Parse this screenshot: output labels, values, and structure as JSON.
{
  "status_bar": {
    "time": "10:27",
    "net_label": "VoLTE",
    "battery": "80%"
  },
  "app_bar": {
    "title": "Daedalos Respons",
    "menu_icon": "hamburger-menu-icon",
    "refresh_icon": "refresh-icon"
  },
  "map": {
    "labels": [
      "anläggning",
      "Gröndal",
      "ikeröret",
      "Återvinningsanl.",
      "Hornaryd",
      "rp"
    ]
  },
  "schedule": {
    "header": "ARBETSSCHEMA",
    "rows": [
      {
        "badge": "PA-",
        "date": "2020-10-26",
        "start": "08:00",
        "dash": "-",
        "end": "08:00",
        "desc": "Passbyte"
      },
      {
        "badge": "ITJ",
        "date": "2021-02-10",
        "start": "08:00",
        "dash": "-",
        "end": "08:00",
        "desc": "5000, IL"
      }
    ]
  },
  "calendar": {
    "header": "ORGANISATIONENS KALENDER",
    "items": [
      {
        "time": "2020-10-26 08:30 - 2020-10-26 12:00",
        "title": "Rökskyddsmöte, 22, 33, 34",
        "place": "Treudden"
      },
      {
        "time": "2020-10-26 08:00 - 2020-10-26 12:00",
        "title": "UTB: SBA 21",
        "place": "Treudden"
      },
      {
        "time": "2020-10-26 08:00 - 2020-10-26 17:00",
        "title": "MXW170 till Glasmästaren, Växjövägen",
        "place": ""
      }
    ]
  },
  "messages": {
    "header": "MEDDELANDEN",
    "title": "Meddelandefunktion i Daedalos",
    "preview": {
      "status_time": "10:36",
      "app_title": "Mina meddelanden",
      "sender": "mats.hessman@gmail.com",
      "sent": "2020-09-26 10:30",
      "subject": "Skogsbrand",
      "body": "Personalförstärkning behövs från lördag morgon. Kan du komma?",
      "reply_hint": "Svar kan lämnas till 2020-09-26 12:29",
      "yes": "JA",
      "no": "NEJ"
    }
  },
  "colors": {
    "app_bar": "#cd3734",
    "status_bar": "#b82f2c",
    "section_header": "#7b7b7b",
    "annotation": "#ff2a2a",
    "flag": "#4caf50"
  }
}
__________
**Prompt**
Tally the lines above that contain the word "till", and reply with only the number.

**Reply**
2